----- Exercise input -----

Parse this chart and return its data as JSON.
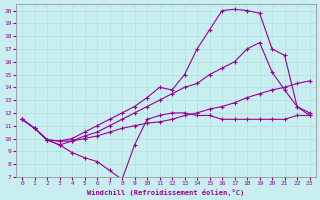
{
  "xlabel": "Windchill (Refroidissement éolien,°C)",
  "bg_color": "#c8eef0",
  "line_color": "#990099",
  "xlim": [
    -0.5,
    23.5
  ],
  "ylim": [
    7,
    20.5
  ],
  "xticks": [
    0,
    1,
    2,
    3,
    4,
    5,
    6,
    7,
    8,
    9,
    10,
    11,
    12,
    13,
    14,
    15,
    16,
    17,
    18,
    19,
    20,
    21,
    22,
    23
  ],
  "yticks": [
    7,
    8,
    9,
    10,
    11,
    12,
    13,
    14,
    15,
    16,
    17,
    18,
    19,
    20
  ],
  "series": [
    {
      "x": [
        0,
        1,
        2,
        3,
        4,
        5,
        6,
        7,
        8,
        9,
        10,
        11,
        12,
        13,
        14,
        15,
        16,
        17,
        18,
        19,
        20,
        21,
        22,
        23
      ],
      "y": [
        11.5,
        10.8,
        9.9,
        9.5,
        8.9,
        8.5,
        8.2,
        7.5,
        6.8,
        9.5,
        11.5,
        11.8,
        12.0,
        12.0,
        11.8,
        11.8,
        11.5,
        11.5,
        11.5,
        11.5,
        11.5,
        11.5,
        11.8,
        11.8
      ]
    },
    {
      "x": [
        0,
        1,
        2,
        3,
        4,
        5,
        6,
        7,
        8,
        9,
        10,
        11,
        12,
        13,
        14,
        15,
        16,
        17,
        18,
        19,
        20,
        21,
        22,
        23
      ],
      "y": [
        11.5,
        10.8,
        9.9,
        9.8,
        9.8,
        10.0,
        10.2,
        10.5,
        10.8,
        11.0,
        11.2,
        11.3,
        11.5,
        11.8,
        12.0,
        12.3,
        12.5,
        12.8,
        13.2,
        13.5,
        13.8,
        14.0,
        14.3,
        14.5
      ]
    },
    {
      "x": [
        0,
        1,
        2,
        3,
        4,
        5,
        6,
        7,
        8,
        9,
        10,
        11,
        12,
        13,
        14,
        15,
        16,
        17,
        18,
        19,
        20,
        21,
        22,
        23
      ],
      "y": [
        11.5,
        10.8,
        9.9,
        9.8,
        10.0,
        10.5,
        11.0,
        11.5,
        12.0,
        12.5,
        13.2,
        14.0,
        13.8,
        15.0,
        17.0,
        18.5,
        20.0,
        20.1,
        20.0,
        19.8,
        17.0,
        16.5,
        12.5,
        12.0
      ]
    },
    {
      "x": [
        0,
        1,
        2,
        3,
        4,
        5,
        6,
        7,
        8,
        9,
        10,
        11,
        12,
        13,
        14,
        15,
        16,
        17,
        18,
        19,
        20,
        21,
        22,
        23
      ],
      "y": [
        11.5,
        10.8,
        9.9,
        9.5,
        9.8,
        10.2,
        10.5,
        11.0,
        11.5,
        12.0,
        12.5,
        13.0,
        13.5,
        14.0,
        14.3,
        15.0,
        15.5,
        16.0,
        17.0,
        17.5,
        15.2,
        13.8,
        12.5,
        11.8
      ]
    }
  ]
}
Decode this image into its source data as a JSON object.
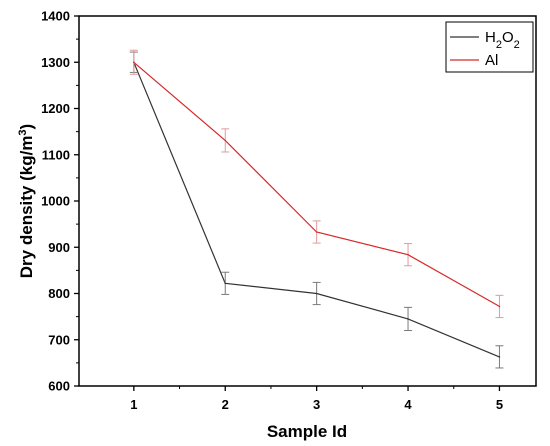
{
  "chart_data": {
    "type": "line",
    "x": [
      1,
      2,
      3,
      4,
      5
    ],
    "xticks": [
      "1",
      "2",
      "3",
      "4",
      "5"
    ],
    "yticks": [
      "600",
      "700",
      "800",
      "900",
      "1000",
      "1100",
      "1200",
      "1300",
      "1400"
    ],
    "xlim": [
      0.4,
      5.4
    ],
    "ylim": [
      600,
      1400
    ],
    "xlabel": "Sample Id",
    "ylabel": "Dry density (kg/m³)",
    "ylabel_parts": {
      "main": "Dry density (kg/m",
      "sup": "3",
      "end": ")"
    },
    "grid": false,
    "legend_position": "top-right",
    "series": [
      {
        "name": "H2O2",
        "name_parts": {
          "a": "H",
          "sub1": "2",
          "b": "O",
          "sub2": "2"
        },
        "color": "#333333",
        "values": [
          1300,
          822,
          800,
          745,
          663
        ],
        "errors": [
          22,
          24,
          24,
          25,
          24
        ]
      },
      {
        "name": "Al",
        "color": "#d62a2a",
        "values": [
          1300,
          1131,
          933,
          884,
          772
        ],
        "errors": [
          26,
          25,
          24,
          24,
          24
        ]
      }
    ]
  }
}
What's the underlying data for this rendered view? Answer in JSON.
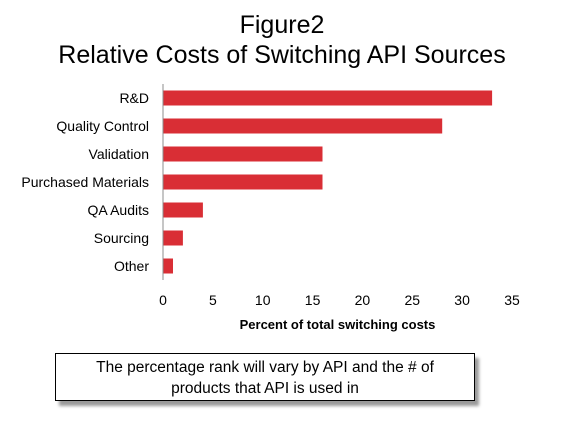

-----

Short task:
Identify each line of the material where the word "density" shows up, and copy it.

Written response:
    "ylabel": "Dry density (kg/m³)",
      "main": "Dry density (kg/m",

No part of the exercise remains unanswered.